PROBLEM. Give an exact transcription of every line, dropping the images.

MATERIAL PROVIDED.
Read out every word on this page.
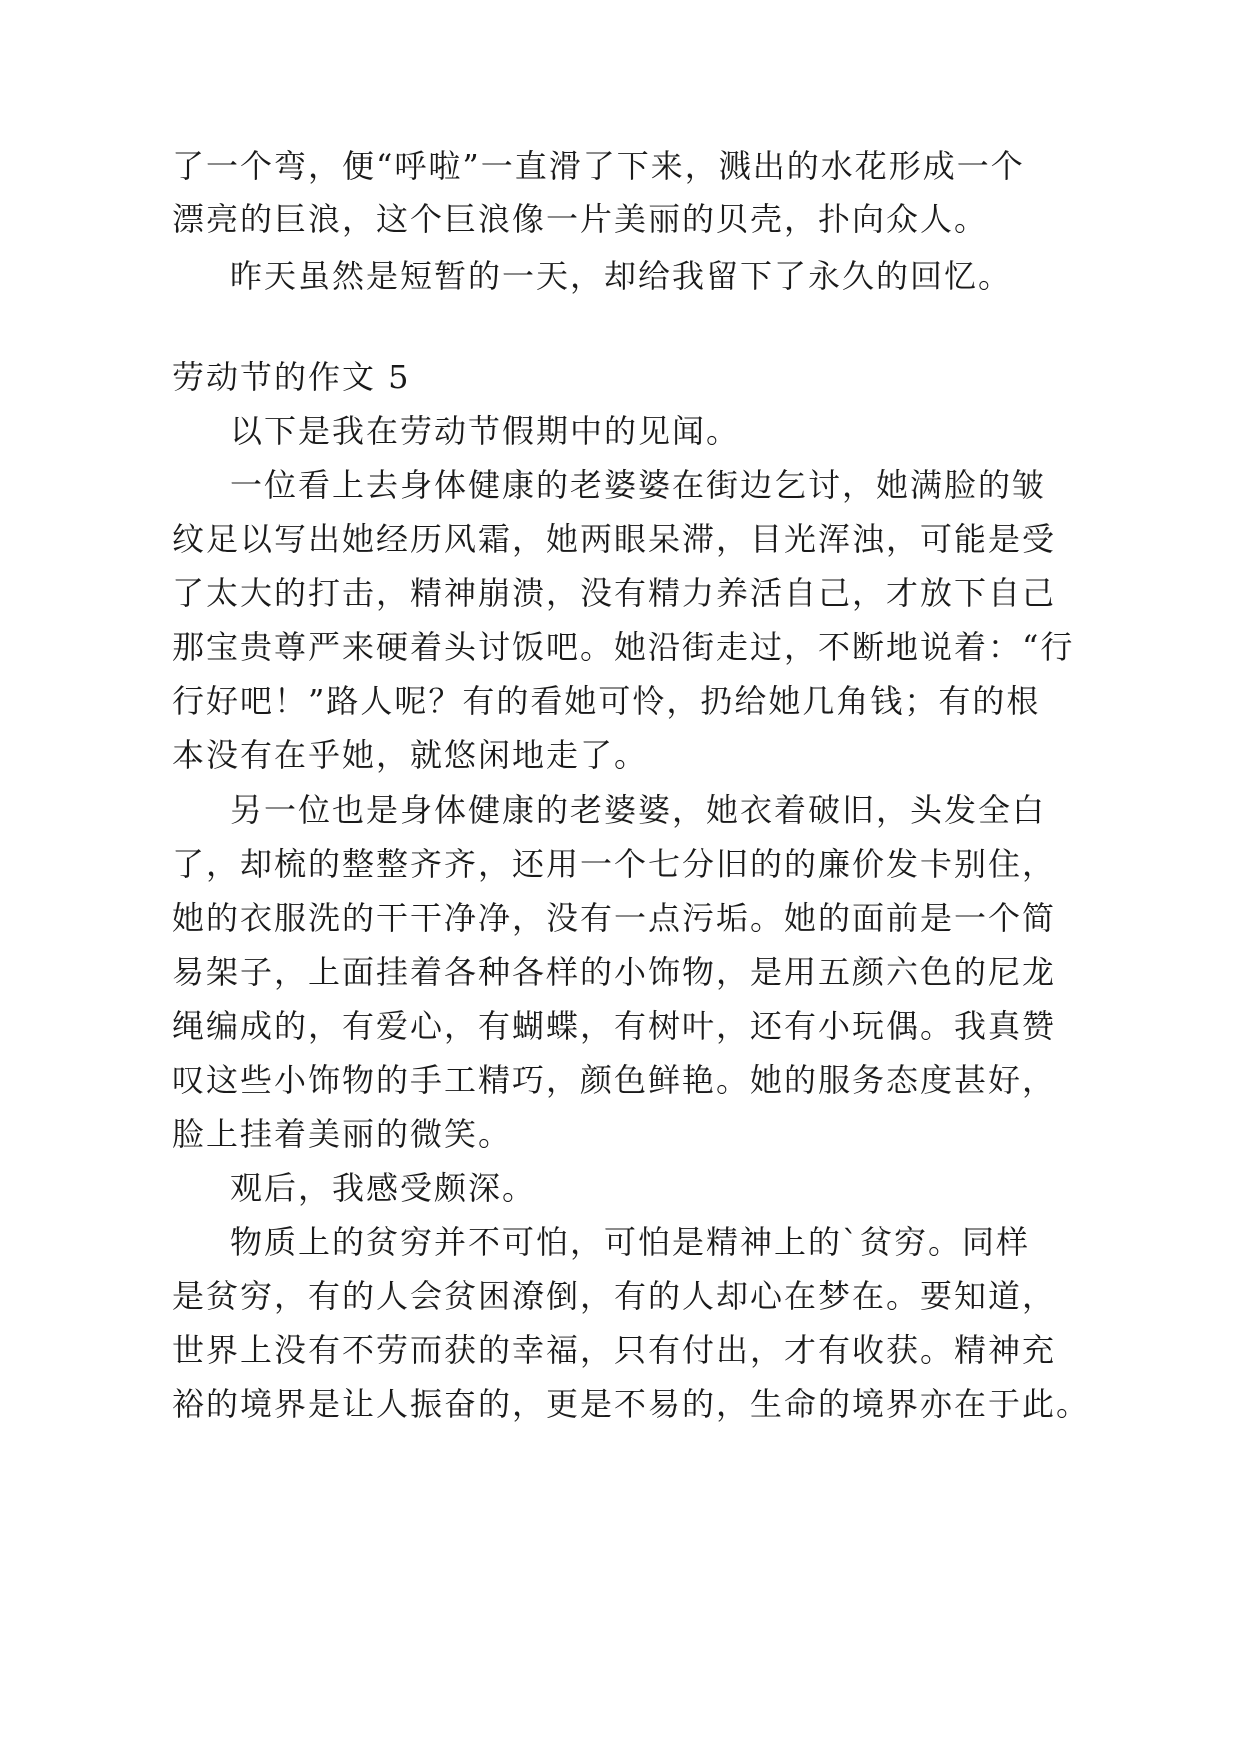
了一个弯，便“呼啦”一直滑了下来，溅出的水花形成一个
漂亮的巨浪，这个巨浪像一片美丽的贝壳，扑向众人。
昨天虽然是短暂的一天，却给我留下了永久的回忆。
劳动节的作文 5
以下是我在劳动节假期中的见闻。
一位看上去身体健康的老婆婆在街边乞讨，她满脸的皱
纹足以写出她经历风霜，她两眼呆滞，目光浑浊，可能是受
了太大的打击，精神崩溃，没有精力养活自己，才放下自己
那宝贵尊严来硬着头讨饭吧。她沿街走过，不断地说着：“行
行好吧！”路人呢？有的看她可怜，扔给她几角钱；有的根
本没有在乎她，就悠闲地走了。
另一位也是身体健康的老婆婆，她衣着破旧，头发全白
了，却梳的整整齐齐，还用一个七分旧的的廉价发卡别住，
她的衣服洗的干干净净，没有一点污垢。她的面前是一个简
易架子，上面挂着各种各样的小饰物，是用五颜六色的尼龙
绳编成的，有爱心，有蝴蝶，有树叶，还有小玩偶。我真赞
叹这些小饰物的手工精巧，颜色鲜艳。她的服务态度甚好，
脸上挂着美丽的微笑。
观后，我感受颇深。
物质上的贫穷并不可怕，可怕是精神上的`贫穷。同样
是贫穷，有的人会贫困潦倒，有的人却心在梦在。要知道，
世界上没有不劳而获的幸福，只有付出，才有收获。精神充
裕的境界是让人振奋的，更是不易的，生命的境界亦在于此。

CORRECT RESULT.
Read out every word on this page.
了一个弯，便“呼啦”一直滑了下来，溅出的水花形成一个
漂亮的巨浪，这个巨浪像一片美丽的贝壳，扑向众人。
昨天虽然是短暂的一天，却给我留下了永久的回忆。
劳动节的作文 5
以下是我在劳动节假期中的见闻。
一位看上去身体健康的老婆婆在街边乞讨，她满脸的皱
纹足以写出她经历风霜，她两眼呆滞，目光浑浊，可能是受
了太大的打击，精神崩溃，没有精力养活自己，才放下自己
那宝贵尊严来硬着头讨饭吧。她沿街走过，不断地说着：“行
行好吧！”路人呢？有的看她可怜，扔给她几角钱；有的根
本没有在乎她，就悠闲地走了。
另一位也是身体健康的老婆婆，她衣着破旧，头发全白
了，却梳的整整齐齐，还用一个七分旧的的廉价发卡别住，
她的衣服洗的干干净净，没有一点污垢。她的面前是一个简
易架子，上面挂着各种各样的小饰物，是用五颜六色的尼龙
绳编成的，有爱心，有蝴蝶，有树叶，还有小玩偶。我真赞
叹这些小饰物的手工精巧，颜色鲜艳。她的服务态度甚好，
脸上挂着美丽的微笑。
观后，我感受颇深。
物质上的贫穷并不可怕，可怕是精神上的`贫穷。同样
是贫穷，有的人会贫困潦倒，有的人却心在梦在。要知道，
世界上没有不劳而获的幸福，只有付出，才有收获。精神充
裕的境界是让人振奋的，更是不易的，生命的境界亦在于此。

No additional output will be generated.